Ziel der Übung — Gib bitte die Passage aus dem Auszug über Elizabeth Short von "Die Ermittler spekulierten, ob" bis "schwer zu glauben." noch einmal wieder und tausche dabei "Busbahnhof" gegen "Bahnhof" aus.

Vorliegender Auszug —
Es meldeten sich zahlreiche Zeugen, die Elizabeth Short in dieser Nacht und in den Tagen danach noch lebend gesehen haben wollten. Doch keine dieser Aussagen ließ sich verifizieren. Es waren alles Einzelsichtungen an unterschiedlichen Orten in und rund um Los Angeles. Es fanden sich keine zwei Personen, die sie unabhängig voneinander zur gleichen Zeit am gleichen Ort beobachtet hatten.

Die Ermittler spekulierten, ob Elizabeth Short ihrem Mörder bereits am Abend des 9. Januar 1947 in die Hände fiel und deshalb entgegen ihren sonstigen Gewohnheiten komplett von der Bildfläche verschwand. Hatte er die Frau also eingesperrt und womöglich tagelang gefoltert? Dafür sprach, dass man Shorts Koffer später im Busbahnhof fand, ohne dass etwas zu fehlen schien. Die als eitel geltende Frau sollte also mehrere Tage ihre Kleider nicht gewechselt haben? Das war schwer zu glauben.

Ein geheimnisvolles Päckchen

Ihr Gepäck gab den Ermittlern noch in anderer Hinsicht Rätsel auf. Einige Reporter hatten die Koffer als Erste aufgespürt. Sie übergaben das Beweismaterial umgehend an die Polizei. Sie behaupteten, sie hätten den Inhalt nicht angerührt. Einige Tage später traf beim »Los Angeles Examiner« ein Päckchen ohne Absender ein. Der Inhalt war brisant. Neben einem Schreiben enthielt es Shorts Geburtsurkunde, ihre Sozialversicherungskarte, die Todesanzeige von Matt Gordon, zahlreiche Schnappschüsse und ein Adressbuch mit den Namen von rund 75 Männern.

Datenzeilen —
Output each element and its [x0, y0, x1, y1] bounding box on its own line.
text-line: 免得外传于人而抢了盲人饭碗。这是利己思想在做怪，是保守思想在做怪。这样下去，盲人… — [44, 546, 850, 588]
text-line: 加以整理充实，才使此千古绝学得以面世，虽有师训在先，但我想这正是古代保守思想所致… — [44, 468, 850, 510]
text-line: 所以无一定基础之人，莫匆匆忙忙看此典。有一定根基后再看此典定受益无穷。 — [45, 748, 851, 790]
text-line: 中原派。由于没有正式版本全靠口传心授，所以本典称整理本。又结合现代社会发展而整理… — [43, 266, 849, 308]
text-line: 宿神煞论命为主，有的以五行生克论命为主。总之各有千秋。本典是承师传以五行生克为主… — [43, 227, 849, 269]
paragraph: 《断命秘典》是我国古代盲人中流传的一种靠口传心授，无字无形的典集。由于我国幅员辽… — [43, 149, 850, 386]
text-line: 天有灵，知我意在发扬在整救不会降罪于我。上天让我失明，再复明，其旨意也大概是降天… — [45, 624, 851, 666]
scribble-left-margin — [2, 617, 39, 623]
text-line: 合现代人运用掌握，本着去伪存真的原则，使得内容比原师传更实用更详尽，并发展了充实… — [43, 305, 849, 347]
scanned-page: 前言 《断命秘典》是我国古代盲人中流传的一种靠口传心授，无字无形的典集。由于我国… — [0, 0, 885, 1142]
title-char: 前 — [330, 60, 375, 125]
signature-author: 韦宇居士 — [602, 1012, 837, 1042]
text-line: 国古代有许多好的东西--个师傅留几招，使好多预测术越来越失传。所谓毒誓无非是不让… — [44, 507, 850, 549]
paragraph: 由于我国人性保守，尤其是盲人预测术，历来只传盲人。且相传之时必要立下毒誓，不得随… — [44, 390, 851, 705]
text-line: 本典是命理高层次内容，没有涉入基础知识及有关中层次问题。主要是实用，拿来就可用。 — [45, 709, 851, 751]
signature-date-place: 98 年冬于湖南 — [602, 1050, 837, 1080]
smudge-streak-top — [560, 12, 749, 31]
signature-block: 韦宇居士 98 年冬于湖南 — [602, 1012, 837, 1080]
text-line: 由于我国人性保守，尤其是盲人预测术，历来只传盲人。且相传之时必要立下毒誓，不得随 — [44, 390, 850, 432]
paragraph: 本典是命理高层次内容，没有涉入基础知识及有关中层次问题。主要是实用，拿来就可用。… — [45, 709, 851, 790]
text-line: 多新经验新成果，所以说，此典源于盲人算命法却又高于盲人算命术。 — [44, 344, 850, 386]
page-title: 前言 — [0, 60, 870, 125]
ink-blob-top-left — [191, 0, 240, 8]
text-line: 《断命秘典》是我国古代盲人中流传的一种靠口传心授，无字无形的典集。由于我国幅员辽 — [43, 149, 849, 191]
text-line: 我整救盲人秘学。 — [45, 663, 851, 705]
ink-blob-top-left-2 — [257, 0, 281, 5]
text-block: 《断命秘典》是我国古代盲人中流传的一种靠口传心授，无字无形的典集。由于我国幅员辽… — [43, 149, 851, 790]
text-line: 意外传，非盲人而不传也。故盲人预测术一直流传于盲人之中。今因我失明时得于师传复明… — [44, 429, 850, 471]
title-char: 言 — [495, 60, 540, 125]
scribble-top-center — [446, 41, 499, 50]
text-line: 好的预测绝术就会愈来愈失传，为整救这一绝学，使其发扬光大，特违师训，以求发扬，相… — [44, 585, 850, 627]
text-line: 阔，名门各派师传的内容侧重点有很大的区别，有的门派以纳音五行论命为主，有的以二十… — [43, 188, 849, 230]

Schriftliche Lösung —
Die Ermittler spekulierten, ob Elizabeth Short ihrem Mörder bereits am Abend des 9. Januar 1947 in die Hände fiel und deshalb entgegen ihren sonstigen Gewohnheiten komplett von der Bildfläche verschwand. Hatte er die Frau also eingesperrt und womöglich tagelang gefoltert? Dafür sprach, dass man Shorts Koffer später im Bahnhof fand, ohne dass etwas zu fehlen schien. Die als eitel geltende Frau sollte also mehrere Tage ihre Kleider nicht gewechselt haben? Das war schwer zu glauben.